**Exercise brief**
Below are the entries; output exactly the lines from the one containing "Read all visible content and emit it as JSON." through the final line, inclusive.

(Items listed in a dataset)
[start]
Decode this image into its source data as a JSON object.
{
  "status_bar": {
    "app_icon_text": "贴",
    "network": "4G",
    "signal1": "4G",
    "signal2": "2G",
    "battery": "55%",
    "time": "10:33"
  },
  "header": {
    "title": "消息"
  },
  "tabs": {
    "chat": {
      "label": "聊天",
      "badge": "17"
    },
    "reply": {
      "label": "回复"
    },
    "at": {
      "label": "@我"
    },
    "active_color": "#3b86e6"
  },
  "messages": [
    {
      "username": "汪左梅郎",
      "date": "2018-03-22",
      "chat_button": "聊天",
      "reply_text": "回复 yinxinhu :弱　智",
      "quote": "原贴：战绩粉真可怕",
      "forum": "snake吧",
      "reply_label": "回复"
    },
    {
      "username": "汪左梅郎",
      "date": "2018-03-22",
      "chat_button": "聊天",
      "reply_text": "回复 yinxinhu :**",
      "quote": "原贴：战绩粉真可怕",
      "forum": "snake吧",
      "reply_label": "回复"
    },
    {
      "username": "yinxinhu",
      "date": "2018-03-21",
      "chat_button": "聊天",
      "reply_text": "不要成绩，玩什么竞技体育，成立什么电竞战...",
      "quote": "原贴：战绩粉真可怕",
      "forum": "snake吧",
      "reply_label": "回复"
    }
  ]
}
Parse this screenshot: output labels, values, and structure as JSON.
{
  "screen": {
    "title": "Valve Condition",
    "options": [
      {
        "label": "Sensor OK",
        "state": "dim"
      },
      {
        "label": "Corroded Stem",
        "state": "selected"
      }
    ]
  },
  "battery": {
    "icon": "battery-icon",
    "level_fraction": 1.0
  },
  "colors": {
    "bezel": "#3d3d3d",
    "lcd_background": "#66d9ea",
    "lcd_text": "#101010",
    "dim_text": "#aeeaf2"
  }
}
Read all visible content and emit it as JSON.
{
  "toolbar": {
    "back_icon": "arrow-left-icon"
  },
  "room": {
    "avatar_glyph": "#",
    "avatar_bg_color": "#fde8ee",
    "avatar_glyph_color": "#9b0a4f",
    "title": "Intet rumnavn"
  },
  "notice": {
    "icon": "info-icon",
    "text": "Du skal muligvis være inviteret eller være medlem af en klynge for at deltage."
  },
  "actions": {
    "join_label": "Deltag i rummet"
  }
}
[end]
**Exercise answer**
Read all visible content and emit it as JSON.
{
  "toolbar": {
    "back_icon": "arrow-left-icon"
  },
  "room": {
    "avatar_glyph": "#",
    "avatar_bg_color": "#fde8ee",
    "avatar_glyph_color": "#9b0a4f",
    "title": "Intet rumnavn"
  },
  "notice": {
    "icon": "info-icon",
    "text": "Du skal muligvis være inviteret eller være medlem af en klynge for at deltage."
  },
  "actions": {
    "join_label": "Deltag i rummet"
  }
}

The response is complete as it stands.